Identify the lines that contain the word "icon" and copy each one.

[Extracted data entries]
§
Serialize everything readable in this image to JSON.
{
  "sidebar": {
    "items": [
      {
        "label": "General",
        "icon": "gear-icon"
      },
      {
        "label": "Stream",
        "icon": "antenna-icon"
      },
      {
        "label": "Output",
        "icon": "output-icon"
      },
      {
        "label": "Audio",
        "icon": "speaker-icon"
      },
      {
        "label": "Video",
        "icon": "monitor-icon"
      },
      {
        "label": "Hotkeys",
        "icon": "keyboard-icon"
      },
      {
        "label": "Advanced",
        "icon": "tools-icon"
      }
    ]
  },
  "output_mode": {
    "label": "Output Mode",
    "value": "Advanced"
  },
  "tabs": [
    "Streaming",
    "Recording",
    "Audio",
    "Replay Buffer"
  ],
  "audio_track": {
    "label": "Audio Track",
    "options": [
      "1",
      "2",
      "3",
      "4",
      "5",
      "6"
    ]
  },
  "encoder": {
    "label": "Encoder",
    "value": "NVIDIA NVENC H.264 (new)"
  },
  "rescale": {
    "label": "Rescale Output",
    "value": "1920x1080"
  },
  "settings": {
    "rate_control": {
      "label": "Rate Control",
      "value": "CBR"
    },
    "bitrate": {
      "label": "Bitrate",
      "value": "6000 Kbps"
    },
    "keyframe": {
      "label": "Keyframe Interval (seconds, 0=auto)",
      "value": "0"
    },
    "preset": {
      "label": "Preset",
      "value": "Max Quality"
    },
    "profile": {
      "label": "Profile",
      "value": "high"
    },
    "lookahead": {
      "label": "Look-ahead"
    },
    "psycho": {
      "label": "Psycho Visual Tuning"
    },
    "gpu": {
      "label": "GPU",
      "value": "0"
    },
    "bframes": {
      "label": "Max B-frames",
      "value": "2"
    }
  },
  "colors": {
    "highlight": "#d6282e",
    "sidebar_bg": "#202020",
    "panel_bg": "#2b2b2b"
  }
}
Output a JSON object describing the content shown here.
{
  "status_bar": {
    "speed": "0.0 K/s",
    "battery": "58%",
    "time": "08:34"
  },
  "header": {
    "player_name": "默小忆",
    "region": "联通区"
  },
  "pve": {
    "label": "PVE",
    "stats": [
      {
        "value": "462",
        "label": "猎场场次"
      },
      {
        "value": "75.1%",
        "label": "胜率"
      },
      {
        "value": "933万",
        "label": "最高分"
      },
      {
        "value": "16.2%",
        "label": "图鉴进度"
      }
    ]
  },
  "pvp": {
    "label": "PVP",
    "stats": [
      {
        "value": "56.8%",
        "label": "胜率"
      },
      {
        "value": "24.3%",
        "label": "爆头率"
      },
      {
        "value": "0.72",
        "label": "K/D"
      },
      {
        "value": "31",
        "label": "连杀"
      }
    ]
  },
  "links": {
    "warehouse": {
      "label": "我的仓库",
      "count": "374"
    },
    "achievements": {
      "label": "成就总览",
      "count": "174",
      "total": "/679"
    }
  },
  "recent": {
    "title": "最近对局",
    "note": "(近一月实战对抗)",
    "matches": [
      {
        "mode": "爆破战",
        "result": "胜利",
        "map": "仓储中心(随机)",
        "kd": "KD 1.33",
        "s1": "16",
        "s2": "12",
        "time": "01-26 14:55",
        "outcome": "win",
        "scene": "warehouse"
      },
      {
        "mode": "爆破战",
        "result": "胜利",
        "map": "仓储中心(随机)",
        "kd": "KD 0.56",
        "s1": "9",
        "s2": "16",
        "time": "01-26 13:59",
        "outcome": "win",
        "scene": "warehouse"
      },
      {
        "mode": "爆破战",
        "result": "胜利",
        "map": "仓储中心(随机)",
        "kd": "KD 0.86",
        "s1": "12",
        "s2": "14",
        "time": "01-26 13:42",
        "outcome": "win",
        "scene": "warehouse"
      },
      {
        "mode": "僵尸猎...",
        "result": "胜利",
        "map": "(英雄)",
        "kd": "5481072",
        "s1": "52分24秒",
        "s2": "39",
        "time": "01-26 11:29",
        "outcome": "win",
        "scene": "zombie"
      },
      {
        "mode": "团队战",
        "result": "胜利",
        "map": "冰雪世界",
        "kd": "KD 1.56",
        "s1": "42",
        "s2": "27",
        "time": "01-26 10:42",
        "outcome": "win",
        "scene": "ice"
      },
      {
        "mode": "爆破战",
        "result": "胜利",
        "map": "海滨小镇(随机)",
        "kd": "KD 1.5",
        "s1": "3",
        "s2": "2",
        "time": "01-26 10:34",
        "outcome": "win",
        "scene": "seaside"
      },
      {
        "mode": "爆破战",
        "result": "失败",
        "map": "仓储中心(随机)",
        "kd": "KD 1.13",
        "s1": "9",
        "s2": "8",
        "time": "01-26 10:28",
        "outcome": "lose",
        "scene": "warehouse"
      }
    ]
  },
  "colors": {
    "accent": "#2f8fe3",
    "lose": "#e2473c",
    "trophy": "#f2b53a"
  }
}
§
Exercise output:
        "icon": "gear-icon"
        "icon": "antenna-icon"
        "icon": "output-icon"
        "icon": "speaker-icon"
        "icon": "monitor-icon"
        "icon": "keyboard-icon"
        "icon": "tools-icon"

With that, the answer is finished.